_EXERCISE TASK_:
Check every line in the records below for the word "историческим" and report how many have it, nothing more.

_EXERCISE MATERIALS_:
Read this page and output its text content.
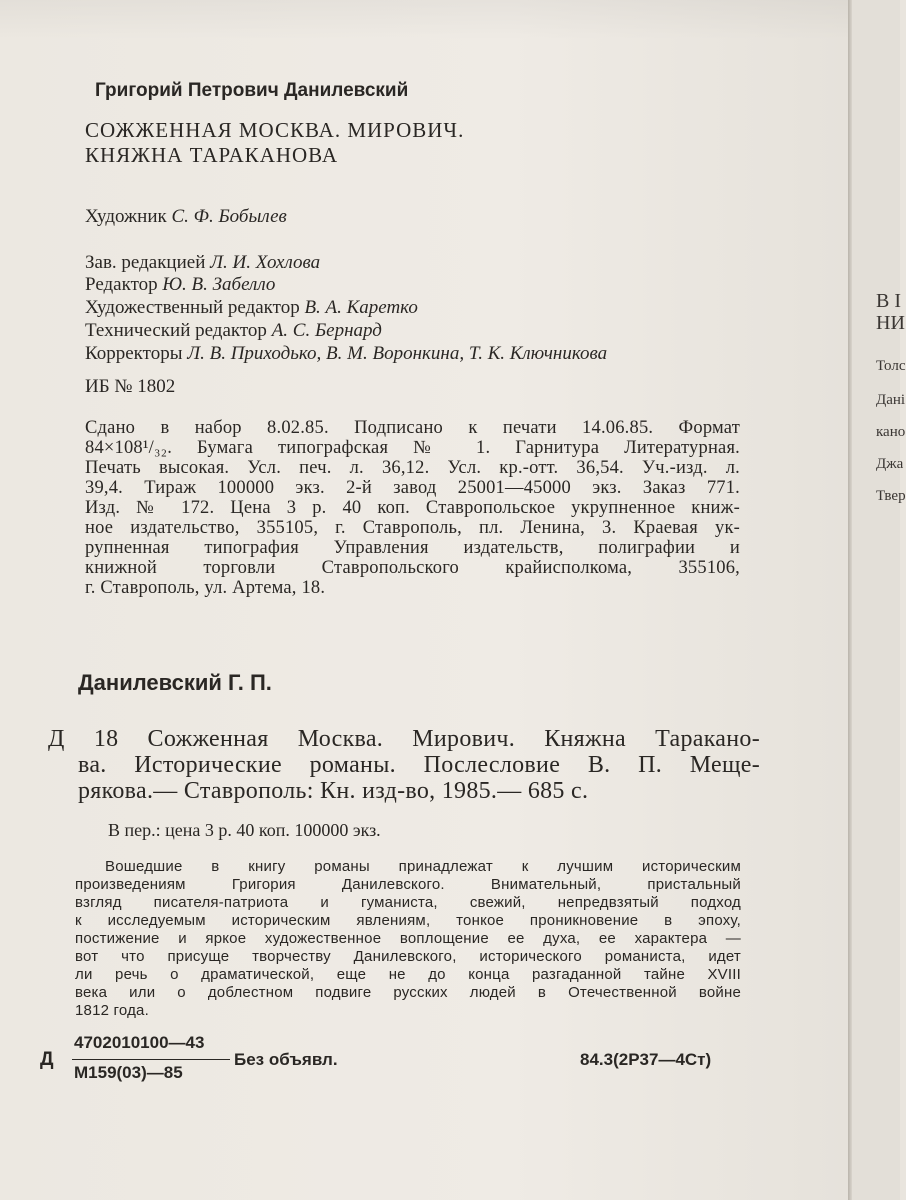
Григорий Петрович Данилевский

СОЖЖЕННАЯ МОСКВА. МИРОВИЧ.

КНЯЖНА ТАРАКАНОВА

Художник С. Ф. Бобылев

Зав. редакцией Л. И. Хохлова

Редактор Ю. В. Забелло

Художественный редактор В. А. Каретко

Технический редактор А. С. Бернард

Корректоры Л. В. Приходько, В. М. Воронкина, Т. К. Ключникова

ИБ № 1802

Сдано в набор 8.02.85. Подписано к печати 14.06.85. Формат

84×108¹/₃₂. Бумага типографская № 1. Гарнитура Литературная.

Печать высокая. Усл. печ. л. 36,12. Усл. кр.-отт. 36,54. Уч.-изд. л.

39,4. Тираж 100000 экз. 2-й завод 25001—45000 экз. Заказ 771.

Изд. № 172. Цена 3 р. 40 коп. Ставропольское укрупненное книж-

ное издательство, 355105, г. Ставрополь, пл. Ленина, 3. Краевая ук-

рупненная типография Управления издательств, полиграфии и

книжной торговли Ставропольского крайисполкома, 355106,

г. Ставрополь, ул. Артема, 18.

Данилевский Г. П.

Д 18 Сожженная Москва. Мирович. Княжна Таракано-

ва. Исторические романы. Послесловие В. П. Меще-

рякова.— Ставрополь: Кн. изд-во, 1985.— 685 с.

В пер.: цена 3 р. 40 коп. 100000 экз.

Вошедшие в книгу романы принадлежат к лучшим историческим

произведениям Григория Данилевского. Внимательный, пристальный

взгляд писателя-патриота и гуманиста, свежий, непредвзятый подход

к исследуемым историческим явлениям, тонкое проникновение в эпоху,

постижение и яркое художественное воплощение ее духа, ее характера —

вот что присуще творчеству Данилевского, исторического романиста, идет

ли речь о драматической, еще не до конца разгаданной тайне XVIII

века или о доблестном подвиге русских людей в Отечественной войне

1812 года.

Д

4702010100—43

М159(03)—85

Без объявл.	84.3(2Р37—4Ст)

В І
НИ
Толс
Дані
кано
Джа
Твер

_ANSWER TO THIS EXERCISE_:
2